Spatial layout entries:
============================================================
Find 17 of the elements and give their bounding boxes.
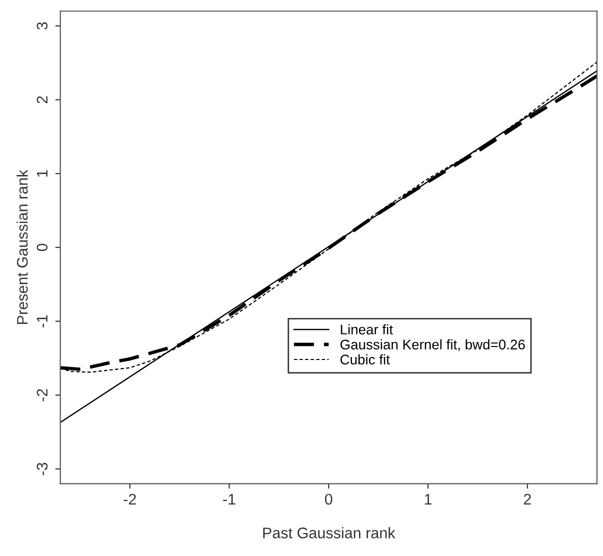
y-tick-label: 1 bbox=[36, 170, 48, 177]
legend-label: Linear fit bbox=[340, 324, 393, 334]
legend-label: Cubic fit bbox=[340, 354, 390, 365]
y-tick-label: -3 bbox=[36, 462, 48, 476]
y-tick-label: -2 bbox=[36, 389, 48, 402]
x-tick-label: 0 bbox=[324, 494, 332, 505]
x-tick-label: -2 bbox=[124, 494, 136, 505]
x-tick-label: 1 bbox=[424, 494, 432, 505]
y-axis-title: Present Gaussian rank bbox=[16, 170, 28, 324]
x-tick-label: -1 bbox=[223, 494, 236, 505]
y-tick-label: 3 bbox=[36, 22, 48, 30]
x-axis-title: Past Gaussian rank bbox=[263, 527, 396, 538]
x-tick-label: 2 bbox=[524, 494, 531, 505]
y-tick-label: 2 bbox=[36, 96, 48, 104]
y-tick-label: 0 bbox=[36, 244, 48, 252]
y-tick-label: -1 bbox=[36, 315, 48, 328]
legend-label: Gaussian Kernel fit, bwd=0.26 bbox=[340, 339, 525, 352]
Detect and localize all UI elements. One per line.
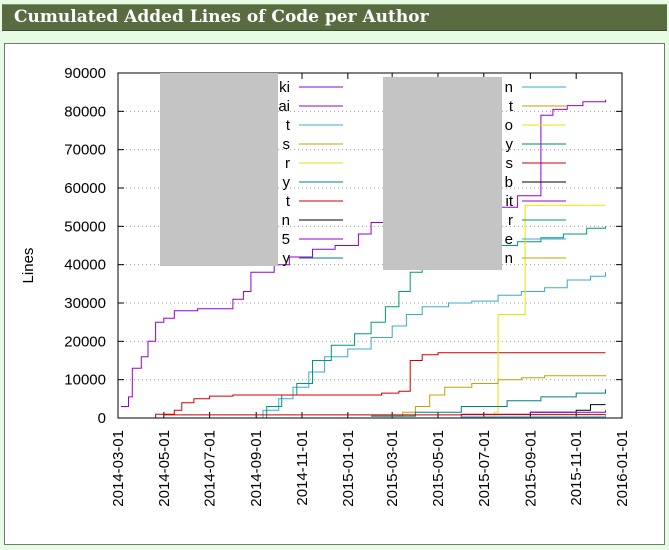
============================================================
> [GIVEN EXERCISE] Convert all the rows above into a JSON list of strings, one string per line, with blank lines omitted. Leave the pictures out of the list.

> [EXERCISE OUTPUT]
[
  "Find 17 of the elements and give their bounding boxes.",
  "y-tick-label: 1 bbox=[36, 170, 48, 177]",
  "legend-label: Linear fit bbox=[340, 324, 393, 334]",
  "legend-label: Cubic fit bbox=[340, 354, 390, 365]",
  "y-tick-label: -3 bbox=[36, 462, 48, 476]",
  "y-tick-label: -2 bbox=[36, 389, 48, 402]",
  "x-tick-label: 0 bbox=[324, 494, 332, 505]",
  "x-tick-label: -2 bbox=[124, 494, 136, 505]",
  "x-tick-label: 1 bbox=[424, 494, 432, 505]",
  "y-axis-title: Present Gaussian rank bbox=[16, 170, 28, 324]",
  "x-tick-label: -1 bbox=[223, 494, 236, 505]",
  "y-tick-label: 3 bbox=[36, 22, 48, 30]",
  "x-axis-title: Past Gaussian rank bbox=[263, 527, 396, 538]",
  "x-tick-label: 2 bbox=[524, 494, 531, 505]",
  "y-tick-label: 2 bbox=[36, 96, 48, 104]",
  "y-tick-label: 0 bbox=[36, 244, 48, 252]",
  "y-tick-label: -1 bbox=[36, 315, 48, 328]",
  "legend-label: Gaussian Kernel fit, bwd=0.26 bbox=[340, 339, 525, 352]",
  "Detect and localize all UI elements. One per line."
]